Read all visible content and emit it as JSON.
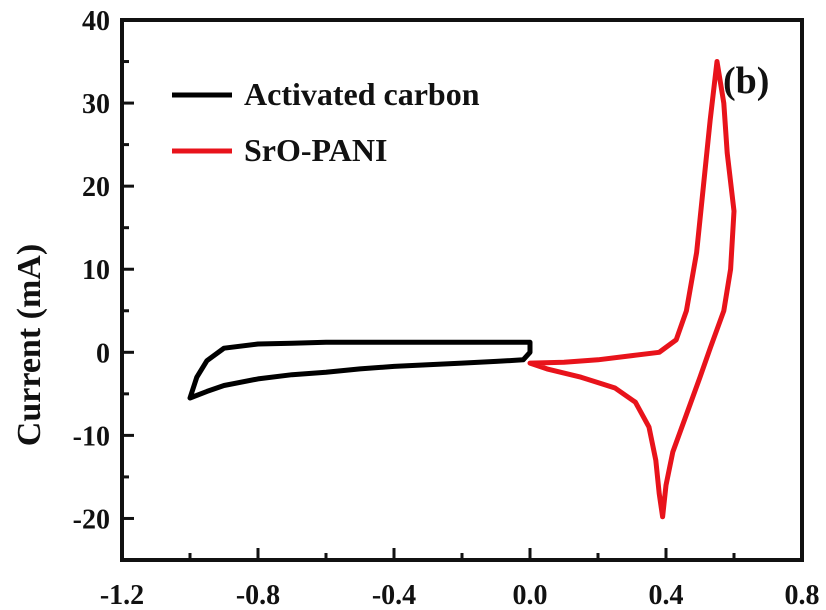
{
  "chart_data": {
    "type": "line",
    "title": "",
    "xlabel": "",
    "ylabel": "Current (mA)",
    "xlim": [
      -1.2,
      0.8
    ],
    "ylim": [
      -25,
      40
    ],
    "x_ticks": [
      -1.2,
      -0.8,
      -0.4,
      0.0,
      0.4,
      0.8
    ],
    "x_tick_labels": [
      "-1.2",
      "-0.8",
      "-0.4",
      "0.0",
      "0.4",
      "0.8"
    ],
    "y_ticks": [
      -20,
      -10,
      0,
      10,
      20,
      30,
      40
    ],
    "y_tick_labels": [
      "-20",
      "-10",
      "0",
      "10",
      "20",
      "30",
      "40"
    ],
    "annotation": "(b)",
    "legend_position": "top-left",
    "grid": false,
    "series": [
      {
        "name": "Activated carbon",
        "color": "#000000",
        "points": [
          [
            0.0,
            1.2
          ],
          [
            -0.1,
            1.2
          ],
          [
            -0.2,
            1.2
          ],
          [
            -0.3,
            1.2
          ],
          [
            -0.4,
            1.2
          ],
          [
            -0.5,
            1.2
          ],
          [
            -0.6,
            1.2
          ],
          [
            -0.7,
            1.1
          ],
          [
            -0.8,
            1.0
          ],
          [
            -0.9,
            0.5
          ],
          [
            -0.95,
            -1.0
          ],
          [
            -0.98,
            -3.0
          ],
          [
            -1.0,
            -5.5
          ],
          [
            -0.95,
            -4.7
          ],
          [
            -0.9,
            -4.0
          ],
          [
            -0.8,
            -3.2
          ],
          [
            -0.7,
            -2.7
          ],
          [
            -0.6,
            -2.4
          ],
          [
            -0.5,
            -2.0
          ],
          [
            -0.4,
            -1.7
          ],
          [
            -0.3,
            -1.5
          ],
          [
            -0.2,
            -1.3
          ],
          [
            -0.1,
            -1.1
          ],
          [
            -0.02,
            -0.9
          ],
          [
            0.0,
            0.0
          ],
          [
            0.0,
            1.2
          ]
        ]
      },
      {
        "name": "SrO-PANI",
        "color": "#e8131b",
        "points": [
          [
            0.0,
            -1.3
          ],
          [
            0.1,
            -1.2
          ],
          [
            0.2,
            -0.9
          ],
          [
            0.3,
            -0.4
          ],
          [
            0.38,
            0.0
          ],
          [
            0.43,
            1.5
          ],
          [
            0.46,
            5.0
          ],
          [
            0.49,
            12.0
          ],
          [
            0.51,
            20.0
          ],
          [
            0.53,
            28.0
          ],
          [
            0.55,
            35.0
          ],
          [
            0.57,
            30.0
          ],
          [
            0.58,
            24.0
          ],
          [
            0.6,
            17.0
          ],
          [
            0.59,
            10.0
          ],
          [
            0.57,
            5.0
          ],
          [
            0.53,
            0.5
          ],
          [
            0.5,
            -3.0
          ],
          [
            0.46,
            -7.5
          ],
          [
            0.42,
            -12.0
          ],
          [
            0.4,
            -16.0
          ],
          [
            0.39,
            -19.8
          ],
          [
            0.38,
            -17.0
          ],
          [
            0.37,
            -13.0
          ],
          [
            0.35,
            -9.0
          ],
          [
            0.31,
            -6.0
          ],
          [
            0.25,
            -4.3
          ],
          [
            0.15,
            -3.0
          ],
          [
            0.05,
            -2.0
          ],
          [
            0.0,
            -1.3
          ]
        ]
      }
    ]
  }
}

=======

» Directions
Except for the pictures, give all the material above again verbatim.

» Response
Read all visible content and emit it as JSON.
{
  "chart_data": {
    "type": "line",
    "title": "",
    "xlabel": "",
    "ylabel": "Current (mA)",
    "xlim": [
      -1.2,
      0.8
    ],
    "ylim": [
      -25,
      40
    ],
    "x_ticks": [
      -1.2,
      -0.8,
      -0.4,
      0.0,
      0.4,
      0.8
    ],
    "x_tick_labels": [
      "-1.2",
      "-0.8",
      "-0.4",
      "0.0",
      "0.4",
      "0.8"
    ],
    "y_ticks": [
      -20,
      -10,
      0,
      10,
      20,
      30,
      40
    ],
    "y_tick_labels": [
      "-20",
      "-10",
      "0",
      "10",
      "20",
      "30",
      "40"
    ],
    "annotation": "(b)",
    "legend_position": "top-left",
    "grid": false,
    "series": [
      {
        "name": "Activated carbon",
        "color": "#000000",
        "points": [
          [
            0.0,
            1.2
          ],
          [
            -0.1,
            1.2
          ],
          [
            -0.2,
            1.2
          ],
          [
            -0.3,
            1.2
          ],
          [
            -0.4,
            1.2
          ],
          [
            -0.5,
            1.2
          ],
          [
            -0.6,
            1.2
          ],
          [
            -0.7,
            1.1
          ],
          [
            -0.8,
            1.0
          ],
          [
            -0.9,
            0.5
          ],
          [
            -0.95,
            -1.0
          ],
          [
            -0.98,
            -3.0
          ],
          [
            -1.0,
            -5.5
          ],
          [
            -0.95,
            -4.7
          ],
          [
            -0.9,
            -4.0
          ],
          [
            -0.8,
            -3.2
          ],
          [
            -0.7,
            -2.7
          ],
          [
            -0.6,
            -2.4
          ],
          [
            -0.5,
            -2.0
          ],
          [
            -0.4,
            -1.7
          ],
          [
            -0.3,
            -1.5
          ],
          [
            -0.2,
            -1.3
          ],
          [
            -0.1,
            -1.1
          ],
          [
            -0.02,
            -0.9
          ],
          [
            0.0,
            0.0
          ],
          [
            0.0,
            1.2
          ]
        ]
      },
      {
        "name": "SrO-PANI",
        "color": "#e8131b",
        "points": [
          [
            0.0,
            -1.3
          ],
          [
            0.1,
            -1.2
          ],
          [
            0.2,
            -0.9
          ],
          [
            0.3,
            -0.4
          ],
          [
            0.38,
            0.0
          ],
          [
            0.43,
            1.5
          ],
          [
            0.46,
            5.0
          ],
          [
            0.49,
            12.0
          ],
          [
            0.51,
            20.0
          ],
          [
            0.53,
            28.0
          ],
          [
            0.55,
            35.0
          ],
          [
            0.57,
            30.0
          ],
          [
            0.58,
            24.0
          ],
          [
            0.6,
            17.0
          ],
          [
            0.59,
            10.0
          ],
          [
            0.57,
            5.0
          ],
          [
            0.53,
            0.5
          ],
          [
            0.5,
            -3.0
          ],
          [
            0.46,
            -7.5
          ],
          [
            0.42,
            -12.0
          ],
          [
            0.4,
            -16.0
          ],
          [
            0.39,
            -19.8
          ],
          [
            0.38,
            -17.0
          ],
          [
            0.37,
            -13.0
          ],
          [
            0.35,
            -9.0
          ],
          [
            0.31,
            -6.0
          ],
          [
            0.25,
            -4.3
          ],
          [
            0.15,
            -3.0
          ],
          [
            0.05,
            -2.0
          ],
          [
            0.0,
            -1.3
          ]
        ]
      }
    ]
  }
}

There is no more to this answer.